Collected data
• • • •

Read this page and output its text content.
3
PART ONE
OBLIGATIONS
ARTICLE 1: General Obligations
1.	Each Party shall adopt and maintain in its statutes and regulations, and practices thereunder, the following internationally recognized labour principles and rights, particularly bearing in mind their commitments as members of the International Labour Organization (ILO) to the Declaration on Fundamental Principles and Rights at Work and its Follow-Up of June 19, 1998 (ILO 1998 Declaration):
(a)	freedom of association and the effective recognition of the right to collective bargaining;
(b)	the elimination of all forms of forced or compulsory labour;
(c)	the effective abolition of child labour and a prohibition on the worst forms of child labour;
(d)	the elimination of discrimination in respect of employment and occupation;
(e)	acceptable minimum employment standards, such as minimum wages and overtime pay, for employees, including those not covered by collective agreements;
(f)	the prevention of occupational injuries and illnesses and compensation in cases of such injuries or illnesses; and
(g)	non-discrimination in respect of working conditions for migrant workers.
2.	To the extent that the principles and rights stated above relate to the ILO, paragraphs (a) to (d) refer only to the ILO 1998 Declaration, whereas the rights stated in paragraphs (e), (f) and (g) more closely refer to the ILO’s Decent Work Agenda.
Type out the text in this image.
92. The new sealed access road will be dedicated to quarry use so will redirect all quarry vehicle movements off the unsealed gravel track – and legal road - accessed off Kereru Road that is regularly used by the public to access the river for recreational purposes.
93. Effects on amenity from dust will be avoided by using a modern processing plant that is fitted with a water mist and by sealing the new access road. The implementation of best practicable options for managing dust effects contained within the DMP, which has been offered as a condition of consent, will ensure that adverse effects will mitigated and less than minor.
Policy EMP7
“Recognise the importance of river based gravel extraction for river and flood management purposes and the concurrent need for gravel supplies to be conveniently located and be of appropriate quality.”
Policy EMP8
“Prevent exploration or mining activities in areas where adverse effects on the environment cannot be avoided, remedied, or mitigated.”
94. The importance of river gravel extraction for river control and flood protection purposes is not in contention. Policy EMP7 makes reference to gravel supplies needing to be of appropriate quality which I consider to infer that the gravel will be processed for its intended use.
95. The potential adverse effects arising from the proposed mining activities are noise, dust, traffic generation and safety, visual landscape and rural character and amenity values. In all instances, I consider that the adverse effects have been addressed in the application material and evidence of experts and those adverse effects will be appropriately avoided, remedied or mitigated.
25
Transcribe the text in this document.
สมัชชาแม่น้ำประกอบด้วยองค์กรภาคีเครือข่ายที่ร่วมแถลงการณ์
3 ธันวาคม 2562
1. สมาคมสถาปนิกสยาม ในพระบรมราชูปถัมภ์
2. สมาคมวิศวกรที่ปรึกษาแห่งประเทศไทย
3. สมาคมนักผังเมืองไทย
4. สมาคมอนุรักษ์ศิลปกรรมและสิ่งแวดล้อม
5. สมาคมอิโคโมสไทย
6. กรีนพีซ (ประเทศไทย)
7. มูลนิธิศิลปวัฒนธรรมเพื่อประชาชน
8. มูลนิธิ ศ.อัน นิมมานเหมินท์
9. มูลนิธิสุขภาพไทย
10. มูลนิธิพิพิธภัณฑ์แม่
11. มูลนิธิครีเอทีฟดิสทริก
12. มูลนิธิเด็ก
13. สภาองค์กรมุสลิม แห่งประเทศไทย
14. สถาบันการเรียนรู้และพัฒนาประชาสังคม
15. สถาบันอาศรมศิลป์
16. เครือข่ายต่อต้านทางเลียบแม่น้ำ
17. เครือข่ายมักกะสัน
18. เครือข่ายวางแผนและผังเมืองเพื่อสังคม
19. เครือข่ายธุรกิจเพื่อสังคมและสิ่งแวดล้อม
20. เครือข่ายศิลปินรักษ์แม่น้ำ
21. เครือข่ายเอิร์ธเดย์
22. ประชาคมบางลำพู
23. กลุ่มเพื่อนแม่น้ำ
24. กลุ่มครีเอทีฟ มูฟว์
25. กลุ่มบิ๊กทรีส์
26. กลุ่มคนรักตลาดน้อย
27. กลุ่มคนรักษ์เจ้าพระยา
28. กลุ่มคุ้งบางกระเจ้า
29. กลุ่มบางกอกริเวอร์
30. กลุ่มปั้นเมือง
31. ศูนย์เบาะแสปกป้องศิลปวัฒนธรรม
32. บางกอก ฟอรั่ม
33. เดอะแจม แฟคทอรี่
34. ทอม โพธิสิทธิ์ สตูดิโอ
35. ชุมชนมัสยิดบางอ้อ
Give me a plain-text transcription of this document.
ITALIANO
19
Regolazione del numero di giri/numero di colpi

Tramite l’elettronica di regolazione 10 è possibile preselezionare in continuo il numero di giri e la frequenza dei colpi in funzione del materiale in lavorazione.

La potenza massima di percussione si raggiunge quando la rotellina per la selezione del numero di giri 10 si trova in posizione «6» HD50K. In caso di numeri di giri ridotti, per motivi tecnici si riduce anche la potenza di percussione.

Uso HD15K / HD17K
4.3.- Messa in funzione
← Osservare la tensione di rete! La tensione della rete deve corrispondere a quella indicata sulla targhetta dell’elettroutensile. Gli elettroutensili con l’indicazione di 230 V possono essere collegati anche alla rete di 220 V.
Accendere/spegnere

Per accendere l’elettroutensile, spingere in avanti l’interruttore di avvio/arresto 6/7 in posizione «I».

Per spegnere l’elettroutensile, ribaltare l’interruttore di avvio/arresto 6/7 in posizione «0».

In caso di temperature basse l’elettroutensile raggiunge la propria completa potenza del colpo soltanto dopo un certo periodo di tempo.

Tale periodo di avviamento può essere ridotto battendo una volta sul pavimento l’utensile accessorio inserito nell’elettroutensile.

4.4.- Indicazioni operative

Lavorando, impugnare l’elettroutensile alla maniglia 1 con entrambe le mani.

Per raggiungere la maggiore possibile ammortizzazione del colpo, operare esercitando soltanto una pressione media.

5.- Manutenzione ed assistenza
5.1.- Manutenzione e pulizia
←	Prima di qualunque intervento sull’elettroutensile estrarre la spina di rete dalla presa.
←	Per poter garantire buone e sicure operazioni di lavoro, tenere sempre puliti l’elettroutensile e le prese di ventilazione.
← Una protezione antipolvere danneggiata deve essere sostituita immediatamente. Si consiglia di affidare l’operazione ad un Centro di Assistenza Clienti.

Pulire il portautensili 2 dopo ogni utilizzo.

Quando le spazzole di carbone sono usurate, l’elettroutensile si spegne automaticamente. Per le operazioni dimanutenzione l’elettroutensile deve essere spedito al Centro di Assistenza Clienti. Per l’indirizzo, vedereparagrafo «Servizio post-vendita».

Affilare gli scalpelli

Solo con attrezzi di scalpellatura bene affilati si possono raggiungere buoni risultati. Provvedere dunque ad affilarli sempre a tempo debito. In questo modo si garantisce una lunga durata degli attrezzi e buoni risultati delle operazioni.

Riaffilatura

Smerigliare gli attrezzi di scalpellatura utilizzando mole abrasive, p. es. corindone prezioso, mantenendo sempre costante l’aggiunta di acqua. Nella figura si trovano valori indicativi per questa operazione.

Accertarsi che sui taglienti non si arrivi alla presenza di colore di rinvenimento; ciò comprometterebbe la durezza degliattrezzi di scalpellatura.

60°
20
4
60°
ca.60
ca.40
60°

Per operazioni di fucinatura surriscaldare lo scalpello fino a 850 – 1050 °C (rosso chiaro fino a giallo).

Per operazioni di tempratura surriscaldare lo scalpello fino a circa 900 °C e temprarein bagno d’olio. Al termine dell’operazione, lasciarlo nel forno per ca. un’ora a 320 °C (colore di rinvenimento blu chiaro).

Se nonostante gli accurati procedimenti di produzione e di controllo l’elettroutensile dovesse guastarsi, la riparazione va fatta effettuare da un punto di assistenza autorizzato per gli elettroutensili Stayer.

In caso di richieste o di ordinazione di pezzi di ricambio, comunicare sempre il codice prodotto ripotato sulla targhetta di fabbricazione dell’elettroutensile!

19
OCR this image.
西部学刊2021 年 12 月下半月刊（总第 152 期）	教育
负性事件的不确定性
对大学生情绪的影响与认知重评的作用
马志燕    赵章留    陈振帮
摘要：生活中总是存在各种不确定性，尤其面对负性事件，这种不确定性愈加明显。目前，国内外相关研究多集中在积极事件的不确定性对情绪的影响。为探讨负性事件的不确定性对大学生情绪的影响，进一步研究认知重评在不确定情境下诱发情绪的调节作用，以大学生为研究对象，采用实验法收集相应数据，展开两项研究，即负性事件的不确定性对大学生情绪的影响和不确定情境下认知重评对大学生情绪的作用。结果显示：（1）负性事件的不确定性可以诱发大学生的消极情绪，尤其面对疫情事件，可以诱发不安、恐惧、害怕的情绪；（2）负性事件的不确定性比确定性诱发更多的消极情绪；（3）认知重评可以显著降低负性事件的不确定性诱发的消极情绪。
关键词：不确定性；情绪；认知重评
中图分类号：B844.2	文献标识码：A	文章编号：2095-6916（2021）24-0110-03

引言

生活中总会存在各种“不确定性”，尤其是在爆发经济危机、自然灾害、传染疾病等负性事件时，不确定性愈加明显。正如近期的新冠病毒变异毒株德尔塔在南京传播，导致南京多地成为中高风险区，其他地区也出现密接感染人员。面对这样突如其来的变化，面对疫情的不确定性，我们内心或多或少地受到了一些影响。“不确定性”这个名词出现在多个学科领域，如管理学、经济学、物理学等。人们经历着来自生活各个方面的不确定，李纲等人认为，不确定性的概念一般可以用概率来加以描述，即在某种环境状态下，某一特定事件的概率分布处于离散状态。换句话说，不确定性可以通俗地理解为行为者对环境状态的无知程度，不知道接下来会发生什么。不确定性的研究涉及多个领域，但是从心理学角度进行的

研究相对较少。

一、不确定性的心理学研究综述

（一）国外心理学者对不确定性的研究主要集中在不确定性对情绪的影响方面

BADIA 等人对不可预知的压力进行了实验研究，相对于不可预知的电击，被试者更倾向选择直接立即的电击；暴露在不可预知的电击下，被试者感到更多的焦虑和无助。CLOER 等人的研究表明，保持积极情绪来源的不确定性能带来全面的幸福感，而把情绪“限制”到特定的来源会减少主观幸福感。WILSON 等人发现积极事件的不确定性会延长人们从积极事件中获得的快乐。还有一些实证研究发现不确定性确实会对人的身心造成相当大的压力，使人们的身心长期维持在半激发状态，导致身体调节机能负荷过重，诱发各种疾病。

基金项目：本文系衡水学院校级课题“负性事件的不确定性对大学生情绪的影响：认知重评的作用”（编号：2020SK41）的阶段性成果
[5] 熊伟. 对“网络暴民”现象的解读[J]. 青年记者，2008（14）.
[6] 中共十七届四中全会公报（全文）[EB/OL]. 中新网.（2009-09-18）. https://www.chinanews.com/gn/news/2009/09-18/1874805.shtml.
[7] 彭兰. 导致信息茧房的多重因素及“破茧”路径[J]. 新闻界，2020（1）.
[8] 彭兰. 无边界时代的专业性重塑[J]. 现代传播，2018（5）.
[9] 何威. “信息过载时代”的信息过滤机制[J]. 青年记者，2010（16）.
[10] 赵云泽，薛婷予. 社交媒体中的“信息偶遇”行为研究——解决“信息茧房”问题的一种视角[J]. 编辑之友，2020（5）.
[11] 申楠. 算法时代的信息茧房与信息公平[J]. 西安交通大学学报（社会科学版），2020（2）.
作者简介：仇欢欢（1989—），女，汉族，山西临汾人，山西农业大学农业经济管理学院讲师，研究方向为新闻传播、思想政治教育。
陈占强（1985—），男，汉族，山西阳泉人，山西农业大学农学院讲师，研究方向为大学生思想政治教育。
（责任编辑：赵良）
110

• • • •

The request:
Identify every line where the string "posizione" appears.

The reply:
La potenza massima di percussione si raggiunge quando la rotellina per la selezione del numero di giri 10 si trova in posizione «6» HD50K. In caso di numeri di giri ridotti, per motivi tecnici si riduce anche la potenza di percussione.
Per accendere l’elettroutensile, spingere in avanti l’interruttore di avvio/arresto 6/7 in posizione «I».
Per spegnere l’elettroutensile, ribaltare l’interruttore di avvio/arresto 6/7 in posizione «0».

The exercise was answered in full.